> Entries
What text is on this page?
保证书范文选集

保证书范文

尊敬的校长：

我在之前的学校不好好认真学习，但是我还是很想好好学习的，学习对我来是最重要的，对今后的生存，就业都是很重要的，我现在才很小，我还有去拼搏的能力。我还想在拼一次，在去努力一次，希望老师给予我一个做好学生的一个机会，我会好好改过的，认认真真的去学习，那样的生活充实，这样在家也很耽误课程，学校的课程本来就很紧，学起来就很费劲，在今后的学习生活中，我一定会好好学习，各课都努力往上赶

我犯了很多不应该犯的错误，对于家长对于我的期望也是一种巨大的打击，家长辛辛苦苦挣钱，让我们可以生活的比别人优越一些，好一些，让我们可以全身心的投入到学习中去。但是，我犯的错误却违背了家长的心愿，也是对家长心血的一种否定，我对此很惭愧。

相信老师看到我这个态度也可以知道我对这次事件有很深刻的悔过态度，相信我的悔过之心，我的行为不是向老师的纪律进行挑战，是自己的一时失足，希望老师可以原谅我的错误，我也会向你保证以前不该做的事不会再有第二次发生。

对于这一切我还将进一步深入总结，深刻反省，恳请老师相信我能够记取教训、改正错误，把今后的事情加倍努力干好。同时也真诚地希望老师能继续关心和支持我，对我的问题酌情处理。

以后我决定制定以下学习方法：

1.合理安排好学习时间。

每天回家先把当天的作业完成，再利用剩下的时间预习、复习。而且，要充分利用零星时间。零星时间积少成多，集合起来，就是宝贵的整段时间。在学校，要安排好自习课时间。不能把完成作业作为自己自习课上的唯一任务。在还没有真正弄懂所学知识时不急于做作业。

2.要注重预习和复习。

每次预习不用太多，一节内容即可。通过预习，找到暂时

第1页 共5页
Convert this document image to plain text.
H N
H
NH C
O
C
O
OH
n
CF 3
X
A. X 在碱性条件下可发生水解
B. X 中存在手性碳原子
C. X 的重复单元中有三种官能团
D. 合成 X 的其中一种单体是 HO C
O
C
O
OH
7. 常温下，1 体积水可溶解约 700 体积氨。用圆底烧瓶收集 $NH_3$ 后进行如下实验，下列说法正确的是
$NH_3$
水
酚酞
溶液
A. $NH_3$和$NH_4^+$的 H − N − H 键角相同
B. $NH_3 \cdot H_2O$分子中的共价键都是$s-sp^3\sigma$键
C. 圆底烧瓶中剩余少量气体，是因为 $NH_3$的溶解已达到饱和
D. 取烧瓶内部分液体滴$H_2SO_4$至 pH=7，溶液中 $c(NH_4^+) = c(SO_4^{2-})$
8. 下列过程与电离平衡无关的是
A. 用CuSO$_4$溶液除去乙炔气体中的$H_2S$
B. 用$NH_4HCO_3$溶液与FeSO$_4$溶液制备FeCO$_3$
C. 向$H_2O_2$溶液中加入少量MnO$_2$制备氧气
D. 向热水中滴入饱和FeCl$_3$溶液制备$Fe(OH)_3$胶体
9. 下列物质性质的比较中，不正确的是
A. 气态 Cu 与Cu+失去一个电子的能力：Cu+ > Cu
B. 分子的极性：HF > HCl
* * *
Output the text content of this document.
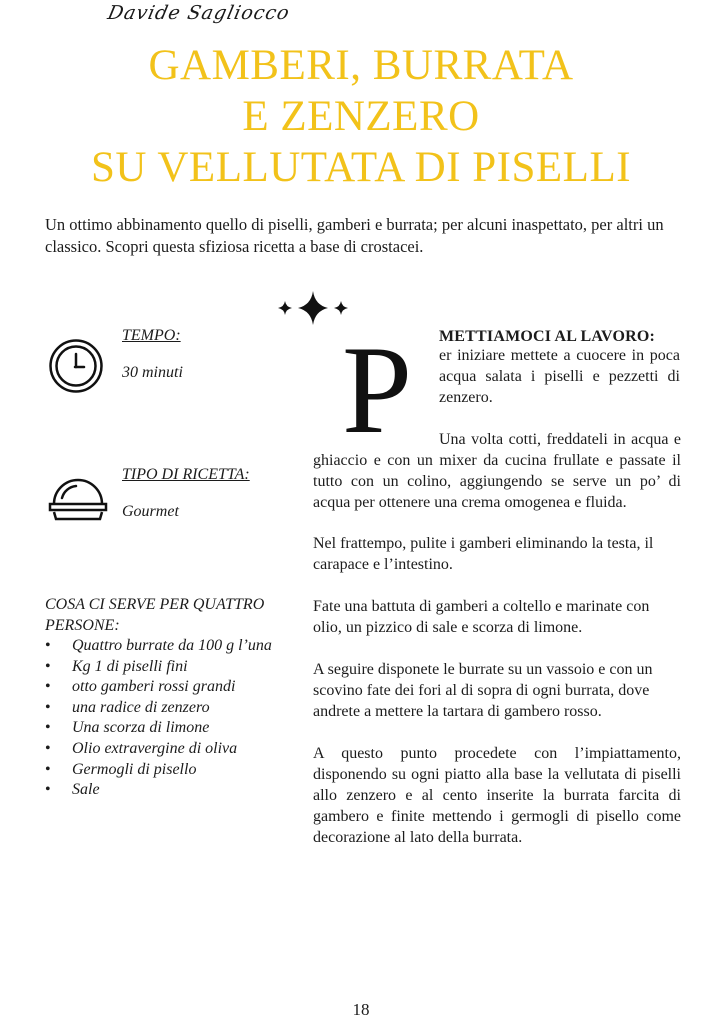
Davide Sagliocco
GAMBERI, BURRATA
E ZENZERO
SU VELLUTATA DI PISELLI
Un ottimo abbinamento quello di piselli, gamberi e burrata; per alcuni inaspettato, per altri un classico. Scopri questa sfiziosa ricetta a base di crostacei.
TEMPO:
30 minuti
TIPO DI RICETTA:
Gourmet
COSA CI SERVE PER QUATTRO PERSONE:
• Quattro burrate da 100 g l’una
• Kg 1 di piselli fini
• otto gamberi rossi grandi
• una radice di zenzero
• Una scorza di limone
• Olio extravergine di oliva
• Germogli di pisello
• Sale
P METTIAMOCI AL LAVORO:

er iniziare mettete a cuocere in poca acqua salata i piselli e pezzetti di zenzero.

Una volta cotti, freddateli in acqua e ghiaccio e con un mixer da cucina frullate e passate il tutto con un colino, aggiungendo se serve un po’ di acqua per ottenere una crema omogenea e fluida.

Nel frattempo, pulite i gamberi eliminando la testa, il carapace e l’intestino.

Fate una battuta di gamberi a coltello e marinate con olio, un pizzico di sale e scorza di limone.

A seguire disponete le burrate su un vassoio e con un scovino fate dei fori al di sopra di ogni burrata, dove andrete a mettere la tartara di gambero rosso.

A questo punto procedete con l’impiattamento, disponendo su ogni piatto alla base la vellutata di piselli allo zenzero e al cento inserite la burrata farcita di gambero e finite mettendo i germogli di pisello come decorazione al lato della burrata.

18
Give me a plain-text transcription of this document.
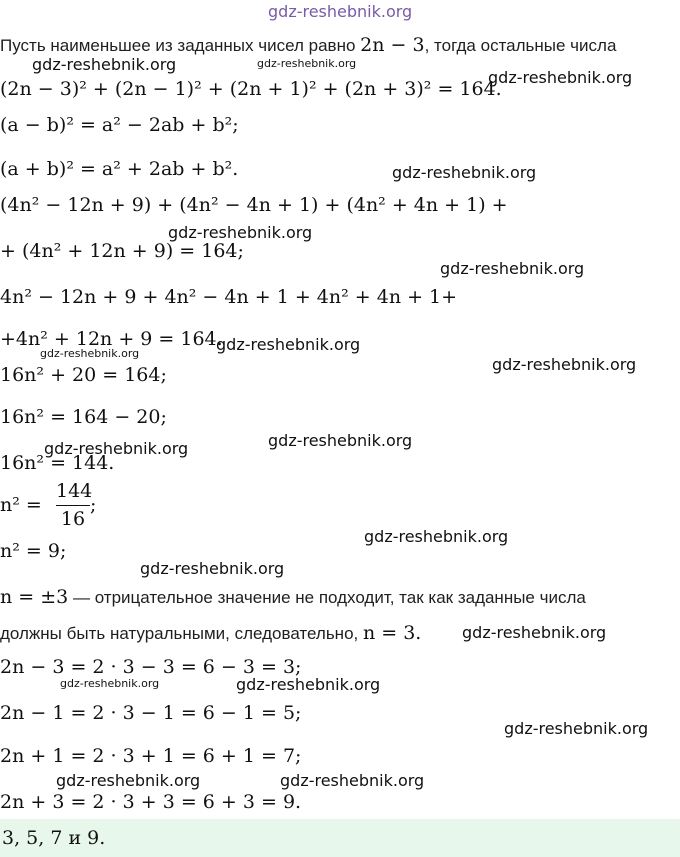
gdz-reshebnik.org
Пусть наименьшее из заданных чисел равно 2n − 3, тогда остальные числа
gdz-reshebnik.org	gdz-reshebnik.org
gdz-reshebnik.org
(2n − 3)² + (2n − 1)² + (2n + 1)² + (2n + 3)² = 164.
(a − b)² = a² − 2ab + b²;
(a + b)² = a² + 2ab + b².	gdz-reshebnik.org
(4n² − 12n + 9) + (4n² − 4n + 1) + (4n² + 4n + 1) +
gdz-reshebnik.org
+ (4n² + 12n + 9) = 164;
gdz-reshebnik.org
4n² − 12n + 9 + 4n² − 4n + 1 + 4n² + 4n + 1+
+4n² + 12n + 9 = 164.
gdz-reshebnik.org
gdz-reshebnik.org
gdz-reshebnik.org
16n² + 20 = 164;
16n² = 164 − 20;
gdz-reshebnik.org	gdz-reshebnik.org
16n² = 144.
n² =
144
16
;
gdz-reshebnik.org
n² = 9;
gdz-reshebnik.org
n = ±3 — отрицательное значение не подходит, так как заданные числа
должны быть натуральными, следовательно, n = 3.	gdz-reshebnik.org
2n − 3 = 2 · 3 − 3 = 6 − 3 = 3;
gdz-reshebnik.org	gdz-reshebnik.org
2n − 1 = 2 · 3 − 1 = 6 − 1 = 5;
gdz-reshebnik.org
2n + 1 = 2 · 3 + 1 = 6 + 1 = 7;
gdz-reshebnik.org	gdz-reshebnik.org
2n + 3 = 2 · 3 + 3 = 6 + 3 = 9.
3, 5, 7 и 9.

> Problem details
Where a line above contains the word "limone", copy that line.

> Solution
• Una scorza di limone
Fate una battuta di gamberi a coltello e marinate con olio, un pizzico di sale e scorza di limone.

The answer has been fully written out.